Repeat the listing that follows, character for character, minus the pictures.
-- -- --
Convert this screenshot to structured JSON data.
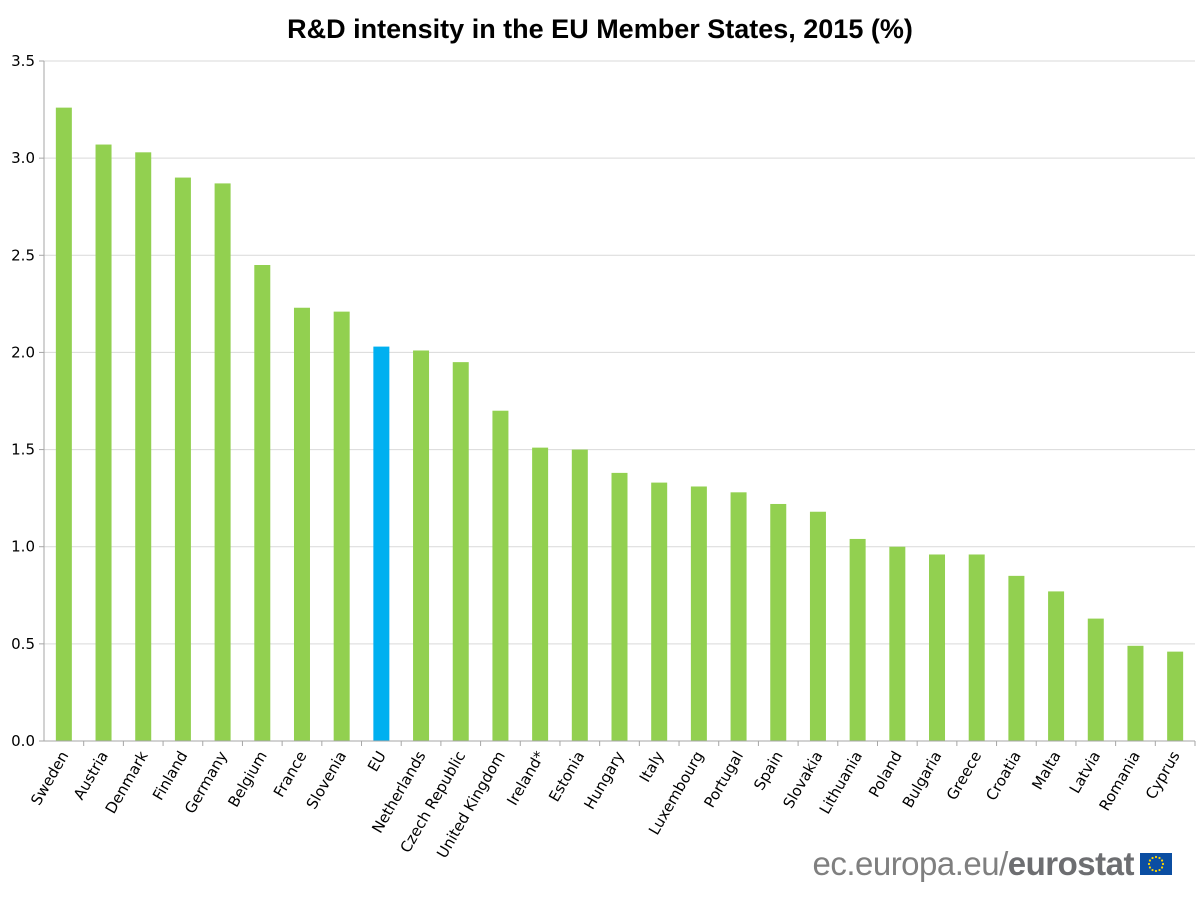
{
  "chart_data": {
    "type": "bar",
    "title": "R&D intensity in the EU Member States, 2015 (%)",
    "xlabel": "",
    "ylabel": "",
    "ylim": [
      0,
      3.5
    ],
    "yticks": [
      0.0,
      0.5,
      1.0,
      1.5,
      2.0,
      2.5,
      3.0,
      3.5
    ],
    "ytick_labels": [
      "0.0",
      "0.5",
      "1.0",
      "1.5",
      "2.0",
      "2.5",
      "3.0",
      "3.5"
    ],
    "grid": true,
    "legend": "none",
    "categories": [
      "Sweden",
      "Austria",
      "Denmark",
      "Finland",
      "Germany",
      "Belgium",
      "France",
      "Slovenia",
      "EU",
      "Netherlands",
      "Czech Republic",
      "United Kingdom",
      "Ireland*",
      "Estonia",
      "Hungary",
      "Italy",
      "Luxembourg",
      "Portugal",
      "Spain",
      "Slovakia",
      "Lithuania",
      "Poland",
      "Bulgaria",
      "Greece",
      "Croatia",
      "Malta",
      "Latvia",
      "Romania",
      "Cyprus"
    ],
    "values": [
      3.26,
      3.07,
      3.03,
      2.9,
      2.87,
      2.45,
      2.23,
      2.21,
      2.03,
      2.01,
      1.95,
      1.7,
      1.51,
      1.5,
      1.38,
      1.33,
      1.31,
      1.28,
      1.22,
      1.18,
      1.04,
      1.0,
      0.96,
      0.96,
      0.85,
      0.77,
      0.63,
      0.49,
      0.46
    ],
    "colors": {
      "default_bar": "#92d050",
      "highlight_bar": "#00b0f0",
      "highlight_category": "EU",
      "gridline": "#d9d9d9",
      "axis": "#a6a6a6"
    }
  },
  "brand": {
    "prefix": "ec.europa.eu/",
    "name": "eurostat",
    "icon": "eu-flag-icon"
  }
}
-- -- --
■ Worked answer ■
Convert this screenshot to structured JSON data.
{
  "chart_data": {
    "type": "bar",
    "title": "R&D intensity in the EU Member States, 2015 (%)",
    "xlabel": "",
    "ylabel": "",
    "ylim": [
      0,
      3.5
    ],
    "yticks": [
      0.0,
      0.5,
      1.0,
      1.5,
      2.0,
      2.5,
      3.0,
      3.5
    ],
    "ytick_labels": [
      "0.0",
      "0.5",
      "1.0",
      "1.5",
      "2.0",
      "2.5",
      "3.0",
      "3.5"
    ],
    "grid": true,
    "legend": "none",
    "categories": [
      "Sweden",
      "Austria",
      "Denmark",
      "Finland",
      "Germany",
      "Belgium",
      "France",
      "Slovenia",
      "EU",
      "Netherlands",
      "Czech Republic",
      "United Kingdom",
      "Ireland*",
      "Estonia",
      "Hungary",
      "Italy",
      "Luxembourg",
      "Portugal",
      "Spain",
      "Slovakia",
      "Lithuania",
      "Poland",
      "Bulgaria",
      "Greece",
      "Croatia",
      "Malta",
      "Latvia",
      "Romania",
      "Cyprus"
    ],
    "values": [
      3.26,
      3.07,
      3.03,
      2.9,
      2.87,
      2.45,
      2.23,
      2.21,
      2.03,
      2.01,
      1.95,
      1.7,
      1.51,
      1.5,
      1.38,
      1.33,
      1.31,
      1.28,
      1.22,
      1.18,
      1.04,
      1.0,
      0.96,
      0.96,
      0.85,
      0.77,
      0.63,
      0.49,
      0.46
    ],
    "colors": {
      "default_bar": "#92d050",
      "highlight_bar": "#00b0f0",
      "highlight_category": "EU",
      "gridline": "#d9d9d9",
      "axis": "#a6a6a6"
    }
  },
  "brand": {
    "prefix": "ec.europa.eu/",
    "name": "eurostat",
    "icon": "eu-flag-icon"
  }
}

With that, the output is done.